> WORK INSTRUCTIONS: Pick out each line below containing "text".
[BEGIN RECORD EXCERPTS]
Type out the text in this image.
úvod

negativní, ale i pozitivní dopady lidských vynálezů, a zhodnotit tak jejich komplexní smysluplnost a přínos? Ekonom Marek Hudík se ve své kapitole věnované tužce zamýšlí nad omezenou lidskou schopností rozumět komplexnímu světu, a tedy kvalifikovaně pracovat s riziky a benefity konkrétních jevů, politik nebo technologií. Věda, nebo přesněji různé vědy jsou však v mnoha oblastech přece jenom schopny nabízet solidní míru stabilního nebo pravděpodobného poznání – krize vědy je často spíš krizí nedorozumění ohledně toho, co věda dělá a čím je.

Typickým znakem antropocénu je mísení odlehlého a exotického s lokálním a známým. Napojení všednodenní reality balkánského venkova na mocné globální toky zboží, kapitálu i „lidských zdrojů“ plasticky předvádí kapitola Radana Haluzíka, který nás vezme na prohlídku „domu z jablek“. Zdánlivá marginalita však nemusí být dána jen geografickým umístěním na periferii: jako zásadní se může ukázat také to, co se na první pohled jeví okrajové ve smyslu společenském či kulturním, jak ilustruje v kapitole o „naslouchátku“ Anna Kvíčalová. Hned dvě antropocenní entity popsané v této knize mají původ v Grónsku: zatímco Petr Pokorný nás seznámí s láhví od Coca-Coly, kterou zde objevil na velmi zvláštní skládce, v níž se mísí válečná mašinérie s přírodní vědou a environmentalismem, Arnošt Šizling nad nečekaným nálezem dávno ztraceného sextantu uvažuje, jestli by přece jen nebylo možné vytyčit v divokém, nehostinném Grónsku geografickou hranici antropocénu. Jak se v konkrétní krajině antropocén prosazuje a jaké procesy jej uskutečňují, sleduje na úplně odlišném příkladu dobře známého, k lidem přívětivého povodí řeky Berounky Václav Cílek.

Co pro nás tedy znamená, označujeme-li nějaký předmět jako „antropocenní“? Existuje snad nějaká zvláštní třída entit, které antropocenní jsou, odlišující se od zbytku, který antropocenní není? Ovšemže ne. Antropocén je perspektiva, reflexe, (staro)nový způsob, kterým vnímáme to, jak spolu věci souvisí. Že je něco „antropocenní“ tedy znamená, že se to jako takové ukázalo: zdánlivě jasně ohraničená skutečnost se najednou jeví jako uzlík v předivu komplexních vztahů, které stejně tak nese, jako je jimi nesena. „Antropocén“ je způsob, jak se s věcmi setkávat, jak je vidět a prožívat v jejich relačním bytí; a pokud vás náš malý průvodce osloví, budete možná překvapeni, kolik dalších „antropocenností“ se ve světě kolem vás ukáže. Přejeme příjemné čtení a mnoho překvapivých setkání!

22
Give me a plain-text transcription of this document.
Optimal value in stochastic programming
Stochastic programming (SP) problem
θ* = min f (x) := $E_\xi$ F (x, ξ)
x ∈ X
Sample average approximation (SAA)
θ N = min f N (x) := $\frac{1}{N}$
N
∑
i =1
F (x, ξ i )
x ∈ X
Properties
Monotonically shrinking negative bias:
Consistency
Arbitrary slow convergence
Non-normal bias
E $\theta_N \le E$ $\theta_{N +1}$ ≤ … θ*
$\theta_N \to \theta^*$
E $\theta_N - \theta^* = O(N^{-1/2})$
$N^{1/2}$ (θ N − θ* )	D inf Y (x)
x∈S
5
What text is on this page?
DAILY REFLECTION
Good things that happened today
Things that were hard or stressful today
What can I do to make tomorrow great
[END RECORD EXCERPTS]
> SOLUTION FOR THIS EXERCISE:
Type out the text in this image.
Give me a plain-text transcription of this document.
What text is on this page?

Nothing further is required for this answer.